What is required: Read through the entries below and return each line with the word "xlabel".

Records from a data source:
• • •

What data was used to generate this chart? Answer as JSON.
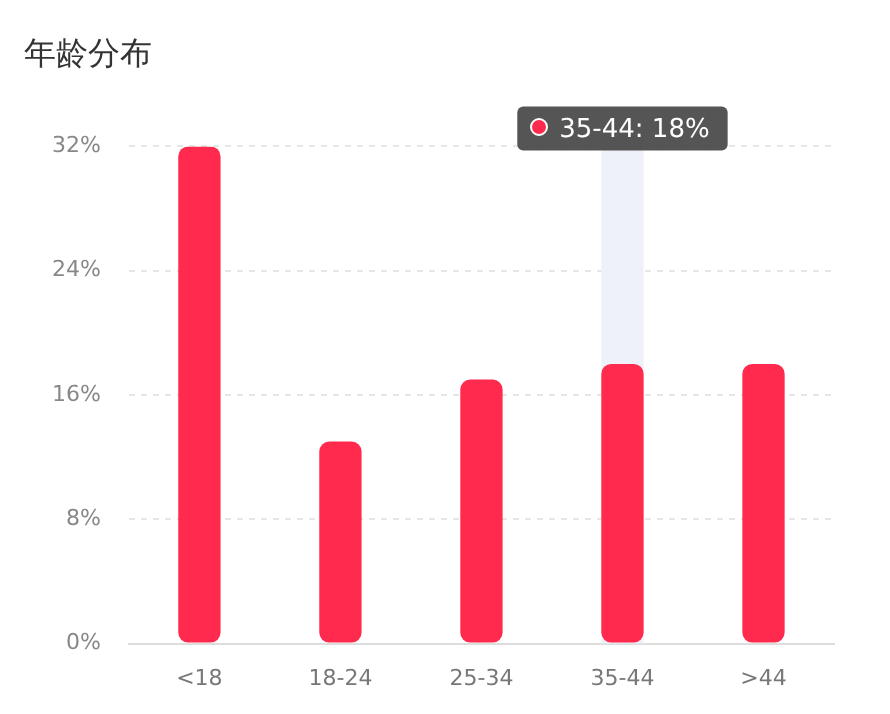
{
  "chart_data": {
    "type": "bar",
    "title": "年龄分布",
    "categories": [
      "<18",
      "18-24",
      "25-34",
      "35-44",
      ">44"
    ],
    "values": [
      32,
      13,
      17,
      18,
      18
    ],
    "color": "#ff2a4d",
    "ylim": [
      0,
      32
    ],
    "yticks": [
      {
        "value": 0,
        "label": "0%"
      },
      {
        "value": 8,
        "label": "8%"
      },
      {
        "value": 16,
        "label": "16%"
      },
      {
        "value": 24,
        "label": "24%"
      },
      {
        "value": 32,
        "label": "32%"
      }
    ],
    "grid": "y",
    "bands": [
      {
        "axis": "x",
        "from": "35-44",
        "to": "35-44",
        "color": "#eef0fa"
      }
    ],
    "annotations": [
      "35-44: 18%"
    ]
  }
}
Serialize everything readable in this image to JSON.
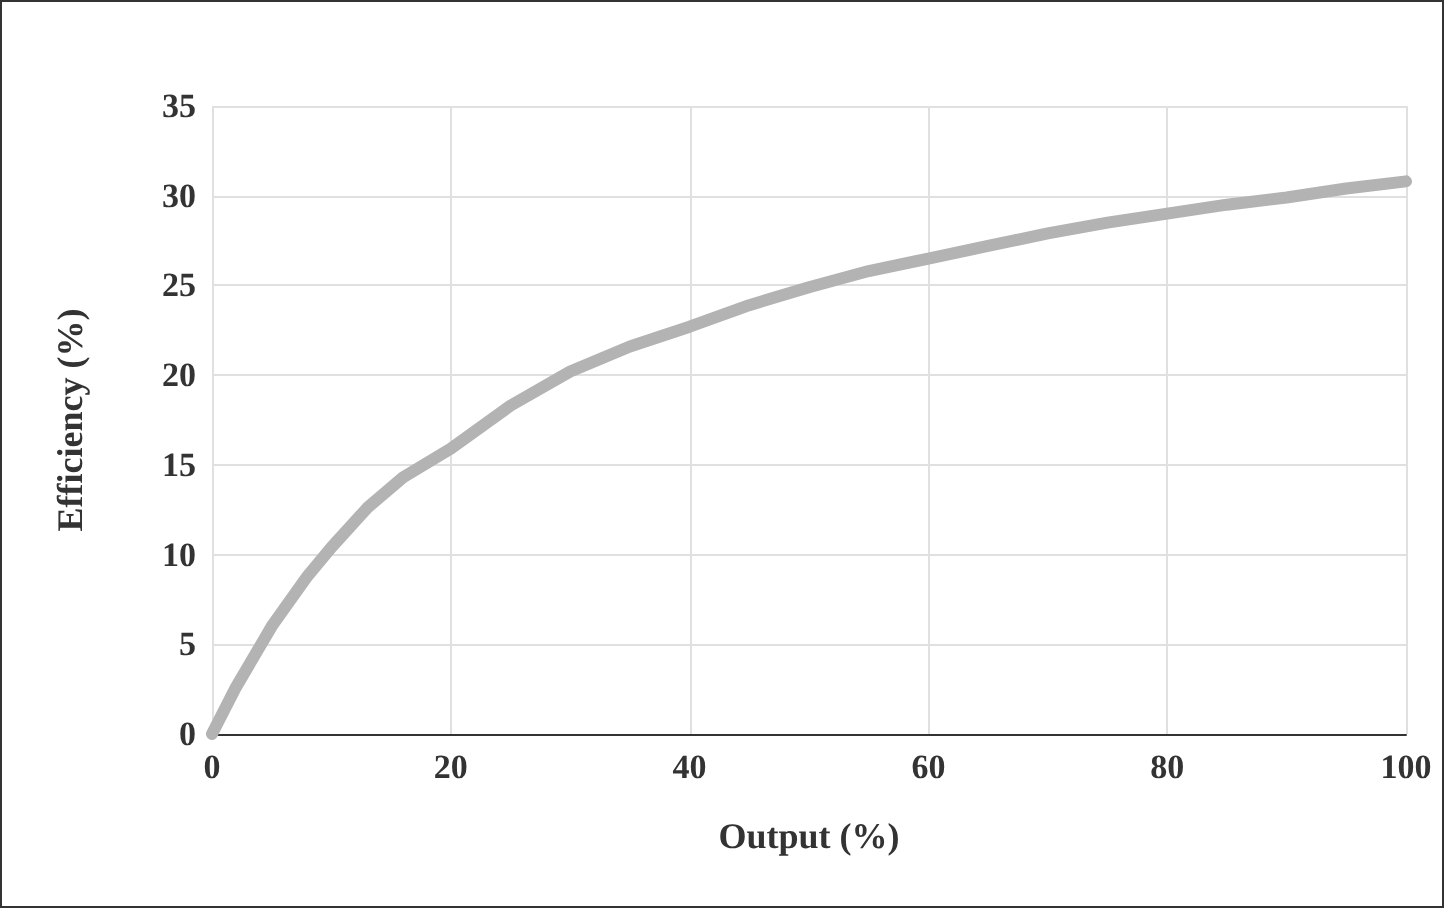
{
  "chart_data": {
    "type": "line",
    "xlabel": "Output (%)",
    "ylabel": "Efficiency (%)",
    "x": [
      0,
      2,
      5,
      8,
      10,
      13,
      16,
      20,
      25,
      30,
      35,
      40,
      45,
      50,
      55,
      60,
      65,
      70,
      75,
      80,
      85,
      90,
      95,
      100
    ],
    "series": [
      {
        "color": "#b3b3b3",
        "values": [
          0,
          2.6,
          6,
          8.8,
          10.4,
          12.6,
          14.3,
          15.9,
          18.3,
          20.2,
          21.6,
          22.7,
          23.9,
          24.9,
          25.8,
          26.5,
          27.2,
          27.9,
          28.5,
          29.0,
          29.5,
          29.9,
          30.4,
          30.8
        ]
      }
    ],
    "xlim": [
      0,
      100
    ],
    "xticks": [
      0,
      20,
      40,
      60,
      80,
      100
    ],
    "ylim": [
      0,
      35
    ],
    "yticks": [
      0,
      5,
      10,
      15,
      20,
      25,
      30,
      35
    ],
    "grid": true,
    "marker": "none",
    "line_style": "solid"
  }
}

• • •

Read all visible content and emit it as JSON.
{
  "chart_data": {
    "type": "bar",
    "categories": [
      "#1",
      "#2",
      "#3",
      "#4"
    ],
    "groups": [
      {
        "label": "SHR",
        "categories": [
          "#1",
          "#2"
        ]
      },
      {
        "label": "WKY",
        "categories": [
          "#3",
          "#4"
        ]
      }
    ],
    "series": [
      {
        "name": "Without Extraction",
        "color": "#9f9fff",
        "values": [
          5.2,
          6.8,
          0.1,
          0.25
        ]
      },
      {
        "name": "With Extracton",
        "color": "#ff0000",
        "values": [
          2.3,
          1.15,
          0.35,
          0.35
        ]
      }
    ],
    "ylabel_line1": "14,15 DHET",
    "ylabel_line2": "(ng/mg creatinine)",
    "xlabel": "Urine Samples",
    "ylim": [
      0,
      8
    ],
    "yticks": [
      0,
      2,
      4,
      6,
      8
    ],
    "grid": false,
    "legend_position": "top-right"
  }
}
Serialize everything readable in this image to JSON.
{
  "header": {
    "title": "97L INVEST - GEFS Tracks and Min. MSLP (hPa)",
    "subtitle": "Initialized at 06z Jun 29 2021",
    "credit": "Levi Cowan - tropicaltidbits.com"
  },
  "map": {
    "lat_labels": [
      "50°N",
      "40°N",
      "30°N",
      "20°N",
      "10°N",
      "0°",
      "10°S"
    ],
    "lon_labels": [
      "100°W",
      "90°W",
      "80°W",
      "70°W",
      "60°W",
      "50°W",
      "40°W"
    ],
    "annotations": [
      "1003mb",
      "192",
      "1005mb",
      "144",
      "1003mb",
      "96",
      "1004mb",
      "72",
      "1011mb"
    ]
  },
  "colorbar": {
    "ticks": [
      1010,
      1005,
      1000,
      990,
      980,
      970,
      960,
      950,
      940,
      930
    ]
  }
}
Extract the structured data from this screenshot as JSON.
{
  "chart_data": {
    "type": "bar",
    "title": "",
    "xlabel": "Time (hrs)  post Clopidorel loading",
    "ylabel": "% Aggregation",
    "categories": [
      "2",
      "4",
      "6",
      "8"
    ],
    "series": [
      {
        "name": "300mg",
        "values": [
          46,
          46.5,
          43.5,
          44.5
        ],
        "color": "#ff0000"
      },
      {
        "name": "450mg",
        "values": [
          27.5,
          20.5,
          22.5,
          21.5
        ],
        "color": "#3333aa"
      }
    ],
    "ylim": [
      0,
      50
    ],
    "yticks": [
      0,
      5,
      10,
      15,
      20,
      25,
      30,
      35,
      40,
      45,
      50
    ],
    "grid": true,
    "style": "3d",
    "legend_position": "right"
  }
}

• • •

Exercise output:
    "xlabel": "Output (%)",
    "xlabel": "Urine Samples",
    "xlabel": "Time (hrs)  post Clopidorel loading",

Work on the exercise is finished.